Tally the lines that contain "screenshot" and report the total alone.

[Extracted records]

..............................

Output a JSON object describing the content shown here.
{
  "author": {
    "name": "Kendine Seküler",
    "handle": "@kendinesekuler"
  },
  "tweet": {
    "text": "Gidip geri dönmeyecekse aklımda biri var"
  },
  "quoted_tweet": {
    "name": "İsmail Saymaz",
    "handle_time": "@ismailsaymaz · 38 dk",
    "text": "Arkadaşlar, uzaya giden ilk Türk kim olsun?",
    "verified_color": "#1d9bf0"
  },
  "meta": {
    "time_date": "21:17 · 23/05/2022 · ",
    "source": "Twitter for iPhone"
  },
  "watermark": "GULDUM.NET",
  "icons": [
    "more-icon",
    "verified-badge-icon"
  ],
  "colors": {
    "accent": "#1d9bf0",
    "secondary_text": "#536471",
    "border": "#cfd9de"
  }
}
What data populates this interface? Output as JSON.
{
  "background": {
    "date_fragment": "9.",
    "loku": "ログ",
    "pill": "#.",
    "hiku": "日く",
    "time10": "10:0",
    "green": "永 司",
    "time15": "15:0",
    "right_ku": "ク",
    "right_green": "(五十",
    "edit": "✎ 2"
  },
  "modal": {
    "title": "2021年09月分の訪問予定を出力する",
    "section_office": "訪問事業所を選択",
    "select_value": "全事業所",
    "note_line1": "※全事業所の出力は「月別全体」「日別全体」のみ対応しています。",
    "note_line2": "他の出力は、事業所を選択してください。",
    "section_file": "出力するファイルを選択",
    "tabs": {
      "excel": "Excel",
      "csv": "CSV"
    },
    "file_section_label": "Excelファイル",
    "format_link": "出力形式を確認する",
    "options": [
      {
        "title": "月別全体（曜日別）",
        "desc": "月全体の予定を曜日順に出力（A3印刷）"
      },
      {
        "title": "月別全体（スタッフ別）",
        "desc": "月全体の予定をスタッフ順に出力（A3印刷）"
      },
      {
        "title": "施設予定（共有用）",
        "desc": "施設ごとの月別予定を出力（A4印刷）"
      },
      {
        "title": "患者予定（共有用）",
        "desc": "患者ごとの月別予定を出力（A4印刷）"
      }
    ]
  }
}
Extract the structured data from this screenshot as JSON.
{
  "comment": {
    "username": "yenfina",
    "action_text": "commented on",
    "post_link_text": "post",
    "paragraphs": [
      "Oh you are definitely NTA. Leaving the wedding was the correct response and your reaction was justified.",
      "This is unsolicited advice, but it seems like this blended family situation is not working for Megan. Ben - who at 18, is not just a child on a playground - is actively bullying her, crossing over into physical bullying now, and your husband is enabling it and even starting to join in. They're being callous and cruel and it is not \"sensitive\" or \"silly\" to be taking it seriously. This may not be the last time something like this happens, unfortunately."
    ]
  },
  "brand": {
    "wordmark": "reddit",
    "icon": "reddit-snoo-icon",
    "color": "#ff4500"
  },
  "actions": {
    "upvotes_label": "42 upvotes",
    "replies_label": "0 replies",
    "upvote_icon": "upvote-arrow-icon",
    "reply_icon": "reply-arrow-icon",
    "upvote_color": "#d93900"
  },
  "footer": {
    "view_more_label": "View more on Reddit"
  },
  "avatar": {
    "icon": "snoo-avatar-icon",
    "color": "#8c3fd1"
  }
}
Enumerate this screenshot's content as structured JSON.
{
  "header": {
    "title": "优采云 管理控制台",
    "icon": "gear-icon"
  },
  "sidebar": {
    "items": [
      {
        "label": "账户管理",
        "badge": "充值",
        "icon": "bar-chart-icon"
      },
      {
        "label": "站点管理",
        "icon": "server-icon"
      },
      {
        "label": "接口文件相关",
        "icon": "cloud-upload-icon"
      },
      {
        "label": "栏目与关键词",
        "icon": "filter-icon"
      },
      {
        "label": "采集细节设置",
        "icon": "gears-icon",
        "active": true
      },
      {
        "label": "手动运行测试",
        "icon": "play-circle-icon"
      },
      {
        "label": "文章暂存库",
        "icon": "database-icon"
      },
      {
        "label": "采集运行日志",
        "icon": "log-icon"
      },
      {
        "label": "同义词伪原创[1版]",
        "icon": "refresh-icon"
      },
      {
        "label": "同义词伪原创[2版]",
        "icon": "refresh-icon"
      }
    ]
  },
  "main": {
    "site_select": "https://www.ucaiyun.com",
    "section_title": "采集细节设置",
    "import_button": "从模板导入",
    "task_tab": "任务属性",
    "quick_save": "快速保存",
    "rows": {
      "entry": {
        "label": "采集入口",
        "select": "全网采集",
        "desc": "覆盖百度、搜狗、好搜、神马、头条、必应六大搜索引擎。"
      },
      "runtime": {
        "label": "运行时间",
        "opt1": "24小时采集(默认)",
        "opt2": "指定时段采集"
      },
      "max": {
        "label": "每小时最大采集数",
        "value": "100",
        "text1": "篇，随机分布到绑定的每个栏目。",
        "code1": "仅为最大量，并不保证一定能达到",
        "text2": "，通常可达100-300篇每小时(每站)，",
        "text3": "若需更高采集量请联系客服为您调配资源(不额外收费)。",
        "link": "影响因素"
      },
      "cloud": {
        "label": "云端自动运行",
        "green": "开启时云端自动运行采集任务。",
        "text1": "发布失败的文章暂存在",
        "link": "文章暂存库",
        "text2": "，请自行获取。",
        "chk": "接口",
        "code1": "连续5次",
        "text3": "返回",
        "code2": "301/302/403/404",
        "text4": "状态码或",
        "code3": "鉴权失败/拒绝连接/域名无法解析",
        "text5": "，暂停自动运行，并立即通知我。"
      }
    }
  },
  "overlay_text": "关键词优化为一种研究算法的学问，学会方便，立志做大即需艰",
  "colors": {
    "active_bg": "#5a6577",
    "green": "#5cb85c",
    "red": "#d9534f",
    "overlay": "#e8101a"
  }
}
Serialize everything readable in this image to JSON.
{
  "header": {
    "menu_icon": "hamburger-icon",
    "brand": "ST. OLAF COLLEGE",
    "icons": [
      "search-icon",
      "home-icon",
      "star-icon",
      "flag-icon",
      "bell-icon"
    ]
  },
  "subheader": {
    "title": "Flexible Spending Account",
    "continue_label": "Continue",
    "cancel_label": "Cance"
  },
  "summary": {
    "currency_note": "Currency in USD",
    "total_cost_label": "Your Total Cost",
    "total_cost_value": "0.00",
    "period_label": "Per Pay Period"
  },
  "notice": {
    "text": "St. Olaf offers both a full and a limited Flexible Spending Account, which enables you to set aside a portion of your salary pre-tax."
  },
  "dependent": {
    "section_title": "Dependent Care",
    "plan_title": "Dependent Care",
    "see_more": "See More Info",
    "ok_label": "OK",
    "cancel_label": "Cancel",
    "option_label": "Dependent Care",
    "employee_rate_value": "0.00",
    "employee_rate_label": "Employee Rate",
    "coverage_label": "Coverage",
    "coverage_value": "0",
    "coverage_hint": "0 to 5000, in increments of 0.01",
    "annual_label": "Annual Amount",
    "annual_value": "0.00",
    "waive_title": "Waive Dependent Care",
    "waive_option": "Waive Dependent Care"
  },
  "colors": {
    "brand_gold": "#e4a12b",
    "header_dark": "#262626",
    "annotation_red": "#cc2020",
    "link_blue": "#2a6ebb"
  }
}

..............................

## Final answer
2